The task
Reproduce the entries word for word, and omit any picture you find in them.

Provided records

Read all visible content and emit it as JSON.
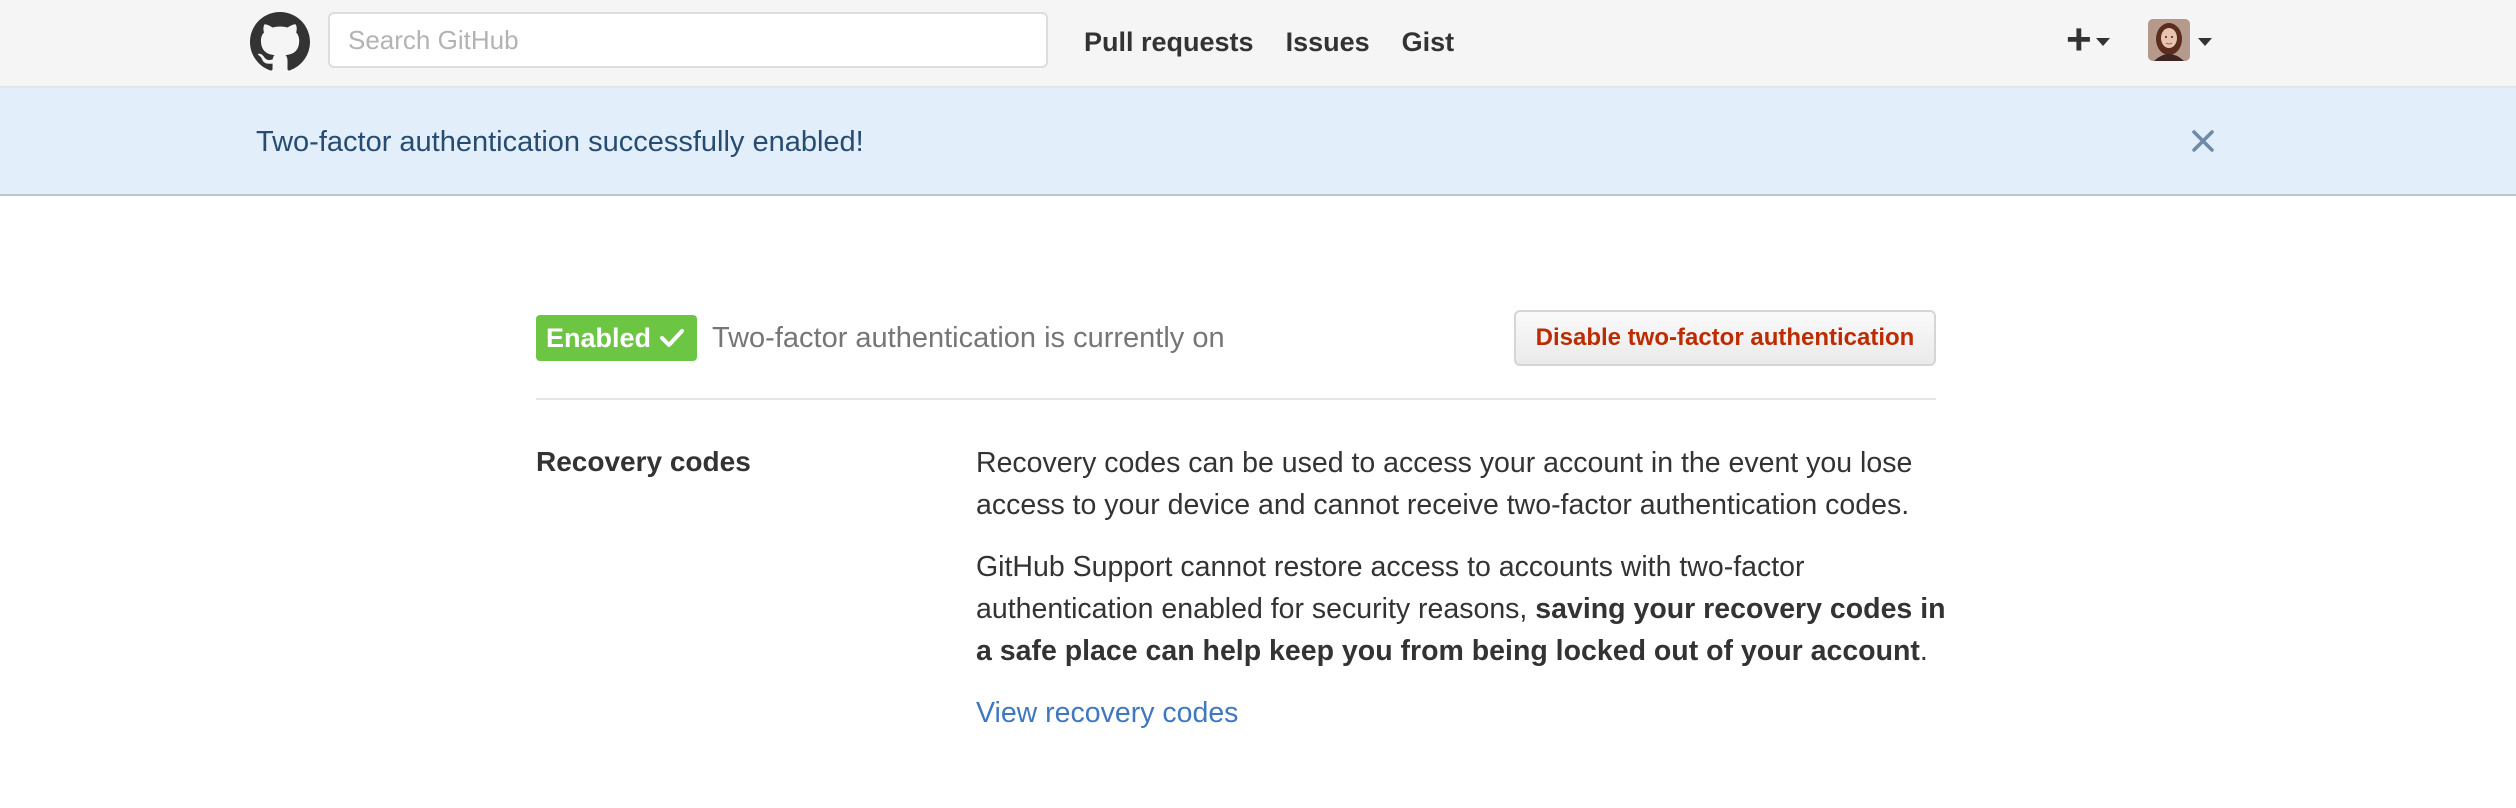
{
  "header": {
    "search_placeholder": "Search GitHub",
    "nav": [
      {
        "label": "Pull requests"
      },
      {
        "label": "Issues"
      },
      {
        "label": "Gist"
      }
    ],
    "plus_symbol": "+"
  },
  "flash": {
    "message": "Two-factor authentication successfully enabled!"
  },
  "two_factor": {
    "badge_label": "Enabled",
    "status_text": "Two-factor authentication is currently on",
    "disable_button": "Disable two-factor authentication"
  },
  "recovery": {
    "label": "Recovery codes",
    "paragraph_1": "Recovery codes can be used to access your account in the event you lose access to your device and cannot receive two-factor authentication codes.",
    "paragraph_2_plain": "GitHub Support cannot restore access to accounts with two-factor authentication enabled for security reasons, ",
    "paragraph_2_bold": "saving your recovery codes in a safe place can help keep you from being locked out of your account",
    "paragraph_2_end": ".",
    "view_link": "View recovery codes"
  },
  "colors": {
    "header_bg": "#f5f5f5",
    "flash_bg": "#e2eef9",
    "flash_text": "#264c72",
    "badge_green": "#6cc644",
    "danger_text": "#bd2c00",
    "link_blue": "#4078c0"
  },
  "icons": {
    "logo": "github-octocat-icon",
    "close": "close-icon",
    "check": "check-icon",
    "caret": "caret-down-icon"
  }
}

Finished answer
Read all visible content and emit it as JSON.
{
  "header": {
    "search_placeholder": "Search GitHub",
    "nav": [
      {
        "label": "Pull requests"
      },
      {
        "label": "Issues"
      },
      {
        "label": "Gist"
      }
    ],
    "plus_symbol": "+"
  },
  "flash": {
    "message": "Two-factor authentication successfully enabled!"
  },
  "two_factor": {
    "badge_label": "Enabled",
    "status_text": "Two-factor authentication is currently on",
    "disable_button": "Disable two-factor authentication"
  },
  "recovery": {
    "label": "Recovery codes",
    "paragraph_1": "Recovery codes can be used to access your account in the event you lose access to your device and cannot receive two-factor authentication codes.",
    "paragraph_2_plain": "GitHub Support cannot restore access to accounts with two-factor authentication enabled for security reasons, ",
    "paragraph_2_bold": "saving your recovery codes in a safe place can help keep you from being locked out of your account",
    "paragraph_2_end": ".",
    "view_link": "View recovery codes"
  },
  "colors": {
    "header_bg": "#f5f5f5",
    "flash_bg": "#e2eef9",
    "flash_text": "#264c72",
    "badge_green": "#6cc644",
    "danger_text": "#bd2c00",
    "link_blue": "#4078c0"
  },
  "icons": {
    "logo": "github-octocat-icon",
    "close": "close-icon",
    "check": "check-icon",
    "caret": "caret-down-icon"
  }
}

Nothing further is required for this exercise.